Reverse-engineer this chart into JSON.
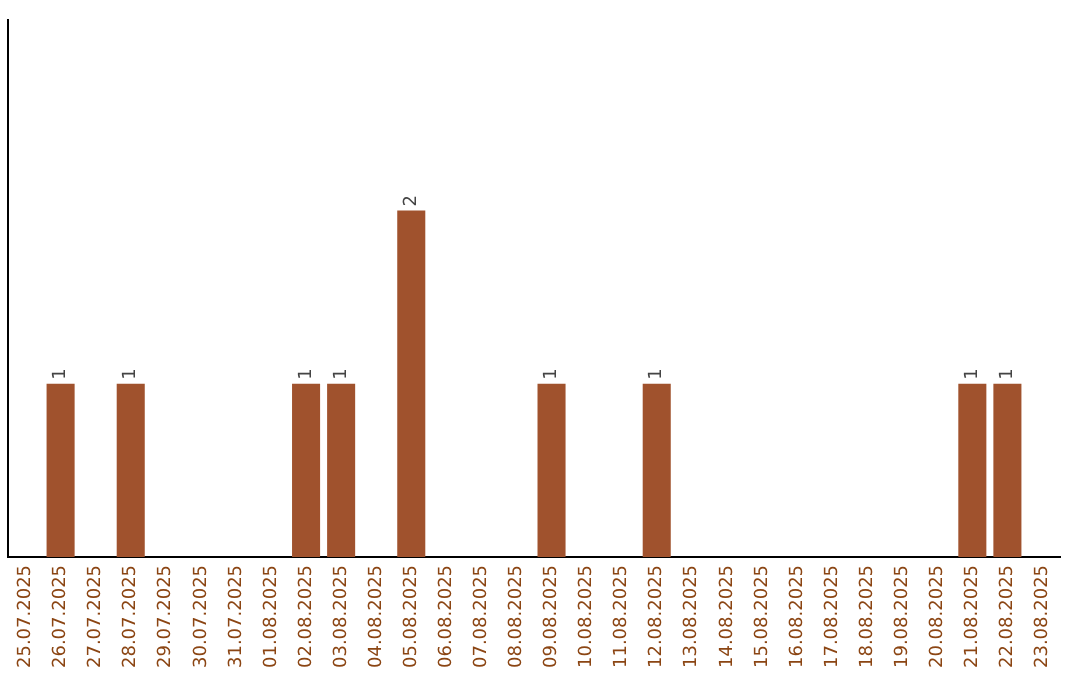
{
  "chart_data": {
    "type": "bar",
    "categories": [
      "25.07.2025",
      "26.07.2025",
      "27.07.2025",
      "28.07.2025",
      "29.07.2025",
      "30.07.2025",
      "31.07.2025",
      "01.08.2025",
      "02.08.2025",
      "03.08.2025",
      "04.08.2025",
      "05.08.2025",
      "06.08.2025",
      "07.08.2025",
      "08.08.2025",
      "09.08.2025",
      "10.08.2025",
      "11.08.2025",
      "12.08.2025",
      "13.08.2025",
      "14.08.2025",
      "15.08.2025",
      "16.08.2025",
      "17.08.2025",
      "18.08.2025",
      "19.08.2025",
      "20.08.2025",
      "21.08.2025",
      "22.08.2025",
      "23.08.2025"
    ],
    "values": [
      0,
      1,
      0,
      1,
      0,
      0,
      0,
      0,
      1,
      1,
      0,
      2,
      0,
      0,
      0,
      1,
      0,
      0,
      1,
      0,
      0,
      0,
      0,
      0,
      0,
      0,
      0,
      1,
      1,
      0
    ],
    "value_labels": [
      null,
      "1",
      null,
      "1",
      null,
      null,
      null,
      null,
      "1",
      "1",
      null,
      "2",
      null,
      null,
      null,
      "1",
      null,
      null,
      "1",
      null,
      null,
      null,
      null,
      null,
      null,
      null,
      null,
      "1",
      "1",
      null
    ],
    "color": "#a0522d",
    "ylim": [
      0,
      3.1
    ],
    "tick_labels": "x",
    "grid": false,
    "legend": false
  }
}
——
**Task:** Print each of the records above exactly as written, leaving no picture in the copy.

**Solution to the problem:**
Reverse-engineer this chart into JSON.
{
  "chart_data": {
    "type": "bar",
    "categories": [
      "25.07.2025",
      "26.07.2025",
      "27.07.2025",
      "28.07.2025",
      "29.07.2025",
      "30.07.2025",
      "31.07.2025",
      "01.08.2025",
      "02.08.2025",
      "03.08.2025",
      "04.08.2025",
      "05.08.2025",
      "06.08.2025",
      "07.08.2025",
      "08.08.2025",
      "09.08.2025",
      "10.08.2025",
      "11.08.2025",
      "12.08.2025",
      "13.08.2025",
      "14.08.2025",
      "15.08.2025",
      "16.08.2025",
      "17.08.2025",
      "18.08.2025",
      "19.08.2025",
      "20.08.2025",
      "21.08.2025",
      "22.08.2025",
      "23.08.2025"
    ],
    "values": [
      0,
      1,
      0,
      1,
      0,
      0,
      0,
      0,
      1,
      1,
      0,
      2,
      0,
      0,
      0,
      1,
      0,
      0,
      1,
      0,
      0,
      0,
      0,
      0,
      0,
      0,
      0,
      1,
      1,
      0
    ],
    "value_labels": [
      null,
      "1",
      null,
      "1",
      null,
      null,
      null,
      null,
      "1",
      "1",
      null,
      "2",
      null,
      null,
      null,
      "1",
      null,
      null,
      "1",
      null,
      null,
      null,
      null,
      null,
      null,
      null,
      null,
      "1",
      "1",
      null
    ],
    "color": "#a0522d",
    "ylim": [
      0,
      3.1
    ],
    "tick_labels": "x",
    "grid": false,
    "legend": false
  }
}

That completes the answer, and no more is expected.